[Task brief] All of the material below is to be returned exactly.

Items listed in a dataset
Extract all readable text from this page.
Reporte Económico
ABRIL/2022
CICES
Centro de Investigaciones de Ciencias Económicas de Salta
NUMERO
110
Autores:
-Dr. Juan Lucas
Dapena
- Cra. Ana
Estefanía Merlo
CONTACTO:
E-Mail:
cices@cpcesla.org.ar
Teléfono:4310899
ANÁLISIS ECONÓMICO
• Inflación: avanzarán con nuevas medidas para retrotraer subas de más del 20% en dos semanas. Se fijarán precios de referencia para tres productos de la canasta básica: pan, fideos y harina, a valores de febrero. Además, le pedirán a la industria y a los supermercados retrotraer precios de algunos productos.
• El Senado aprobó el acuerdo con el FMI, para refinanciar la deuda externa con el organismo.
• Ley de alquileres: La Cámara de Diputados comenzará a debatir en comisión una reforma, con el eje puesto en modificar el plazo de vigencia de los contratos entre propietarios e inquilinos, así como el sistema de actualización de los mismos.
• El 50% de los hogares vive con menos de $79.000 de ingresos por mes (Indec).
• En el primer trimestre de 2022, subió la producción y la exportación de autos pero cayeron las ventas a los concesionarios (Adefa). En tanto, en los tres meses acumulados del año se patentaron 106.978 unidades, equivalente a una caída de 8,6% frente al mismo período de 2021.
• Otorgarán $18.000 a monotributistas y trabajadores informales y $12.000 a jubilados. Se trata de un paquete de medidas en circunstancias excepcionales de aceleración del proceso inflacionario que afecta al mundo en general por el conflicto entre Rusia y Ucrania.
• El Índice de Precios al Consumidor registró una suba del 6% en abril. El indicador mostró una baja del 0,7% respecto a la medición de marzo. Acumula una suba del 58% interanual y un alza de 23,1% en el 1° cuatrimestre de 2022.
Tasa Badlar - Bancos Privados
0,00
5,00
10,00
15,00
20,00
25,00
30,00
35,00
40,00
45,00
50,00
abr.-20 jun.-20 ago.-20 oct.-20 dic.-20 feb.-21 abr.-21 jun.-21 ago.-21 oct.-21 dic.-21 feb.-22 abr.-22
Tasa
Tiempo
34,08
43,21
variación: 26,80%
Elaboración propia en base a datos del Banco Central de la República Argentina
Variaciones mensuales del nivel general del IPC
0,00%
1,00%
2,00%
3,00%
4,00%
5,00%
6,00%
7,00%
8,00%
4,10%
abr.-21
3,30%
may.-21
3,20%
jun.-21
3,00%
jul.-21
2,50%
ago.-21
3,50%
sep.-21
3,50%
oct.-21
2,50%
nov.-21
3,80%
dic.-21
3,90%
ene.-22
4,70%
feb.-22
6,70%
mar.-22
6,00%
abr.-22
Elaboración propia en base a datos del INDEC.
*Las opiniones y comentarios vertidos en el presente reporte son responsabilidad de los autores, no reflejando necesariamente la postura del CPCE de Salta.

[Solved problem]
Extract all readable text from this page.
Reporte Económico
ABRIL/2022
CICES
Centro de Investigaciones de Ciencias Económicas de Salta
NUMERO
110
Autores:
-Dr. Juan Lucas
Dapena
- Cra. Ana
Estefanía Merlo
CONTACTO:
E-Mail:
cices@cpcesla.org.ar
Teléfono:4310899
ANÁLISIS ECONÓMICO
• Inflación: avanzarán con nuevas medidas para retrotraer subas de más del 20% en dos semanas. Se fijarán precios de referencia para tres productos de la canasta básica: pan, fideos y harina, a valores de febrero. Además, le pedirán a la industria y a los supermercados retrotraer precios de algunos productos.
• El Senado aprobó el acuerdo con el FMI, para refinanciar la deuda externa con el organismo.
• Ley de alquileres: La Cámara de Diputados comenzará a debatir en comisión una reforma, con el eje puesto en modificar el plazo de vigencia de los contratos entre propietarios e inquilinos, así como el sistema de actualización de los mismos.
• El 50% de los hogares vive con menos de $79.000 de ingresos por mes (Indec).
• En el primer trimestre de 2022, subió la producción y la exportación de autos pero cayeron las ventas a los concesionarios (Adefa). En tanto, en los tres meses acumulados del año se patentaron 106.978 unidades, equivalente a una caída de 8,6% frente al mismo período de 2021.
• Otorgarán $18.000 a monotributistas y trabajadores informales y $12.000 a jubilados. Se trata de un paquete de medidas en circunstancias excepcionales de aceleración del proceso inflacionario que afecta al mundo en general por el conflicto entre Rusia y Ucrania.
• El Índice de Precios al Consumidor registró una suba del 6% en abril. El indicador mostró una baja del 0,7% respecto a la medición de marzo. Acumula una suba del 58% interanual y un alza de 23,1% en el 1° cuatrimestre de 2022.
Tasa Badlar - Bancos Privados
0,00
5,00
10,00
15,00
20,00
25,00
30,00
35,00
40,00
45,00
50,00
abr.-20 jun.-20 ago.-20 oct.-20 dic.-20 feb.-21 abr.-21 jun.-21 ago.-21 oct.-21 dic.-21 feb.-22 abr.-22
Tasa
Tiempo
34,08
43,21
variación: 26,80%
Elaboración propia en base a datos del Banco Central de la República Argentina
Variaciones mensuales del nivel general del IPC
0,00%
1,00%
2,00%
3,00%
4,00%
5,00%
6,00%
7,00%
8,00%
4,10%
abr.-21
3,30%
may.-21
3,20%
jun.-21
3,00%
jul.-21
2,50%
ago.-21
3,50%
sep.-21
3,50%
oct.-21
2,50%
nov.-21
3,80%
dic.-21
3,90%
ene.-22
4,70%
feb.-22
6,70%
mar.-22
6,00%
abr.-22
Elaboración propia en base a datos del INDEC.
*Las opiniones y comentarios vertidos en el presente reporte son responsabilidad de los autores, no reflejando necesariamente la postura del CPCE de Salta.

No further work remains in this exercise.